### Short exercise
Report every line of the data below that contains the string "equation", reproducing each such line in full.

### Data excerpts
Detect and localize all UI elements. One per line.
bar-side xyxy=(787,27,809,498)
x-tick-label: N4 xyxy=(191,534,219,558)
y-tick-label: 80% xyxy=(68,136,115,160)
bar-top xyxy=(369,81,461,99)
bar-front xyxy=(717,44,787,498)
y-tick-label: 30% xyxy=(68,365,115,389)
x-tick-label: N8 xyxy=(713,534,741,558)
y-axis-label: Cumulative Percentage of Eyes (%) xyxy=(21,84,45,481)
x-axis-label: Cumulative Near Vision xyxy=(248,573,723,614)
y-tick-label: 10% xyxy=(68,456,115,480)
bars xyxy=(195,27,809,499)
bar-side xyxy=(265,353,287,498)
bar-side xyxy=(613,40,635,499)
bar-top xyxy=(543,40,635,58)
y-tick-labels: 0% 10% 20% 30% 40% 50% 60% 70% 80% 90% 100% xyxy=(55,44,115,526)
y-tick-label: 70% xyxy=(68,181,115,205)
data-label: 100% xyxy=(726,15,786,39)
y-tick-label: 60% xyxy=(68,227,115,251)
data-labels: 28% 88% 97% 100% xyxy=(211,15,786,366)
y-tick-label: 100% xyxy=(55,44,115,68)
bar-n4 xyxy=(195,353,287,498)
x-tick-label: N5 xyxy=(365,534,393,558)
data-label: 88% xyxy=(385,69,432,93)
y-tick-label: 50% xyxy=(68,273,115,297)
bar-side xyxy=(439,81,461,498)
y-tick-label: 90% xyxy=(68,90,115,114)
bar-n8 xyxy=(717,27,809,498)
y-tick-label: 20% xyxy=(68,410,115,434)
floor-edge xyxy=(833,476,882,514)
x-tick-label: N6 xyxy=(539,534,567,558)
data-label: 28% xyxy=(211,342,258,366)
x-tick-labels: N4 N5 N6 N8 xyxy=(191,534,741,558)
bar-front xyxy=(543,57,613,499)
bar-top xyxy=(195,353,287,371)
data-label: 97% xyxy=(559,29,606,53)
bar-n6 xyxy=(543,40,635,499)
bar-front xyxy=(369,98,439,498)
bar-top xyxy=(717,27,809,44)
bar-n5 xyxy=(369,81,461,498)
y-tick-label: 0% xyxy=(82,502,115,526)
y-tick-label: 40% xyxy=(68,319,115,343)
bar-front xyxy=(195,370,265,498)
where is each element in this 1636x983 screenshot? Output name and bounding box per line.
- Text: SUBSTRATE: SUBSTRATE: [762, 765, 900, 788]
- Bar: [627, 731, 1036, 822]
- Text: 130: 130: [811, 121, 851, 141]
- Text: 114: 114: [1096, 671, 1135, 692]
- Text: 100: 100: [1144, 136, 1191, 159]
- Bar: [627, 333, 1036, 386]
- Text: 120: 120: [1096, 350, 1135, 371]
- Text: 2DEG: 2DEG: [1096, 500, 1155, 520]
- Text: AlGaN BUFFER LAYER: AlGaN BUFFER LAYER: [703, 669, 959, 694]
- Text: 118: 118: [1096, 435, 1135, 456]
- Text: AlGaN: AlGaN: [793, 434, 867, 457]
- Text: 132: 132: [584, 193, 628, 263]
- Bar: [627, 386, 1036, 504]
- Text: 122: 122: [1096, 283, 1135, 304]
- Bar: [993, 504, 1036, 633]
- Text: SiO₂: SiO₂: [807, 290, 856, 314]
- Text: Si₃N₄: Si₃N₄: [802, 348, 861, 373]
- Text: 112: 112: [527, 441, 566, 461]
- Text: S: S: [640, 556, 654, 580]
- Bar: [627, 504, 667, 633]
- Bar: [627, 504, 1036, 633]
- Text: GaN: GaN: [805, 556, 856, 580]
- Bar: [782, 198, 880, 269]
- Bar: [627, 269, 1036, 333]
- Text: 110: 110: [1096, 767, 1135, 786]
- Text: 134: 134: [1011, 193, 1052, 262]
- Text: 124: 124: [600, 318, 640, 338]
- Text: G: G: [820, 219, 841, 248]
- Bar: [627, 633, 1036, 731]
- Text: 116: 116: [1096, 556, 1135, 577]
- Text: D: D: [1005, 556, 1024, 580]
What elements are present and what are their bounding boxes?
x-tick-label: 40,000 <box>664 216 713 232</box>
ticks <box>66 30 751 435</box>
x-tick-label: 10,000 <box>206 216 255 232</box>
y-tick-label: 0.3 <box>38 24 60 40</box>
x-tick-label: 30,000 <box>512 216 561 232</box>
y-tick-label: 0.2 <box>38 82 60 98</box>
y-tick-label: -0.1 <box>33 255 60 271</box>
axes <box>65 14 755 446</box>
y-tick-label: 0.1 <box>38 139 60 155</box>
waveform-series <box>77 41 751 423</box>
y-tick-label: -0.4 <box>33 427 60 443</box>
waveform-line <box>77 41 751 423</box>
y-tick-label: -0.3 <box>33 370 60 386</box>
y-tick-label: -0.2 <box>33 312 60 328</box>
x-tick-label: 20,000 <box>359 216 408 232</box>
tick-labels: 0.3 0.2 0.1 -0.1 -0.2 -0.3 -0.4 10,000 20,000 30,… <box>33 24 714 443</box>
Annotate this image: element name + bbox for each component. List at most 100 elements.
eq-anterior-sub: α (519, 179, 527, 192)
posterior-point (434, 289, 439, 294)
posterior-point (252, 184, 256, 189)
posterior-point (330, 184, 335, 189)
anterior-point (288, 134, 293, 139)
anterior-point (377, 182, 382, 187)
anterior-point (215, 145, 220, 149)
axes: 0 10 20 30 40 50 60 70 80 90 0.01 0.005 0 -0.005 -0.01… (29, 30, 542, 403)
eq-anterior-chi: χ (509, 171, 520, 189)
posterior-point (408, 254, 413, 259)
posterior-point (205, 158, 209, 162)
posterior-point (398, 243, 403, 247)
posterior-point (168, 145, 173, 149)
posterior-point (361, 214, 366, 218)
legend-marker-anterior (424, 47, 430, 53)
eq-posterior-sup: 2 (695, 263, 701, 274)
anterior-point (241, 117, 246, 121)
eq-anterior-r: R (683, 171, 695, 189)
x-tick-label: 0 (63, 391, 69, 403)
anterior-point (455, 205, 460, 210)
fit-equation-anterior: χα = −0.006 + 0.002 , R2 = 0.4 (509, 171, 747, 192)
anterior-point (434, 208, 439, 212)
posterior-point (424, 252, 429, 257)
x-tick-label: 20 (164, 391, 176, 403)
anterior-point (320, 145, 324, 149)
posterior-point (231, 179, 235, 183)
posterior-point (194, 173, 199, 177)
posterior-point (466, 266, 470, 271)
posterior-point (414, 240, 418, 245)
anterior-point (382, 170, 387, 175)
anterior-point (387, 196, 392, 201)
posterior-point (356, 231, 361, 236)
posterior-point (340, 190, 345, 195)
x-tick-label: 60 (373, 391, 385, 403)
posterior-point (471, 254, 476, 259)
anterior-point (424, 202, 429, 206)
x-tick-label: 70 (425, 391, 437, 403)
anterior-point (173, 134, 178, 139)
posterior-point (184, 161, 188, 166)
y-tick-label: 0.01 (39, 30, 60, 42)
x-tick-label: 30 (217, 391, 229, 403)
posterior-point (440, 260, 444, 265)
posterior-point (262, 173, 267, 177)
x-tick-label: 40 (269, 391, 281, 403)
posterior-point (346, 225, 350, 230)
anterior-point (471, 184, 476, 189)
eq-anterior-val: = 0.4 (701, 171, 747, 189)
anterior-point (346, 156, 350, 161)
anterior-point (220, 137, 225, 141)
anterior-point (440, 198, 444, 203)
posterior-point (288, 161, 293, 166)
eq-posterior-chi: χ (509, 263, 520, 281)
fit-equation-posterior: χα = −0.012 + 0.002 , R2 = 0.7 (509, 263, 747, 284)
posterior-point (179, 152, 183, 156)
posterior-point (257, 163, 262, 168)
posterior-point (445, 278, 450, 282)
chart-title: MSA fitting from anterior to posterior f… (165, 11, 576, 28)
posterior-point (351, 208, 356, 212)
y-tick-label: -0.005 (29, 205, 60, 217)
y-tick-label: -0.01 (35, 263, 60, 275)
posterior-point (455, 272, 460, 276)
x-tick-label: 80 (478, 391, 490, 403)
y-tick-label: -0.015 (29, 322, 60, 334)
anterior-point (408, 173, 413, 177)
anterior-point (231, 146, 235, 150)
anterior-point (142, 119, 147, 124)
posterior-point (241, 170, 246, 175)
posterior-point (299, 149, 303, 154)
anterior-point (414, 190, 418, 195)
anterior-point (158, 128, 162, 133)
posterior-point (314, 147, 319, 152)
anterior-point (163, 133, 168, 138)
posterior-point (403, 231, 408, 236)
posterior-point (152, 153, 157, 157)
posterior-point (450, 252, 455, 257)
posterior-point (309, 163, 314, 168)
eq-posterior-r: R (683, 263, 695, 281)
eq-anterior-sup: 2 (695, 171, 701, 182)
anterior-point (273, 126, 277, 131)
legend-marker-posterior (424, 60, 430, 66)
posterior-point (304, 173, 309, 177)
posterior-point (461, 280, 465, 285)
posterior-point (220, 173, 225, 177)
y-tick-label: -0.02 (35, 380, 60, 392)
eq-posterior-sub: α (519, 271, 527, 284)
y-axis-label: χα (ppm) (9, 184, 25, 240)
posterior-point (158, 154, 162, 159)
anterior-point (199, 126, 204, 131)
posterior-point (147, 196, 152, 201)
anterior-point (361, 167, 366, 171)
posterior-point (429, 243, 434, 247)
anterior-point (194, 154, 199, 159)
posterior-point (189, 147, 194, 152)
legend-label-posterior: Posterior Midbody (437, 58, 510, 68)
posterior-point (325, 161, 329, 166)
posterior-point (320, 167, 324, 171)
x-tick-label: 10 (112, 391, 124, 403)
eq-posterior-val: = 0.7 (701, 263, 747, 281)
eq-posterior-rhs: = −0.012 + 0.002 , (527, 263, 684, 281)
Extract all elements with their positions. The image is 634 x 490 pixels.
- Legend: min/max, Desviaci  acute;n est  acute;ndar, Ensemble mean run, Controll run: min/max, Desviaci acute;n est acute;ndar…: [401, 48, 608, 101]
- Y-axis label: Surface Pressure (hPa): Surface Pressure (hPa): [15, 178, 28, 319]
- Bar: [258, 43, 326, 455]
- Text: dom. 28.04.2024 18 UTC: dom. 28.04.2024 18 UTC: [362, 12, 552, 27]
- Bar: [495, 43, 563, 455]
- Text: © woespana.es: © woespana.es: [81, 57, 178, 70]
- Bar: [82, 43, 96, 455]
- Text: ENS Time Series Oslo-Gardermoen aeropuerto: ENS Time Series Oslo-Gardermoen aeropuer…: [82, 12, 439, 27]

### Expected answer
fit-equation-anterior: χα = −0.006 + 0.002 , R2 = 0.4 (509, 171, 747, 192)
fit-equation-posterior: χα = −0.012 + 0.002 , R2 = 0.7 (509, 263, 747, 284)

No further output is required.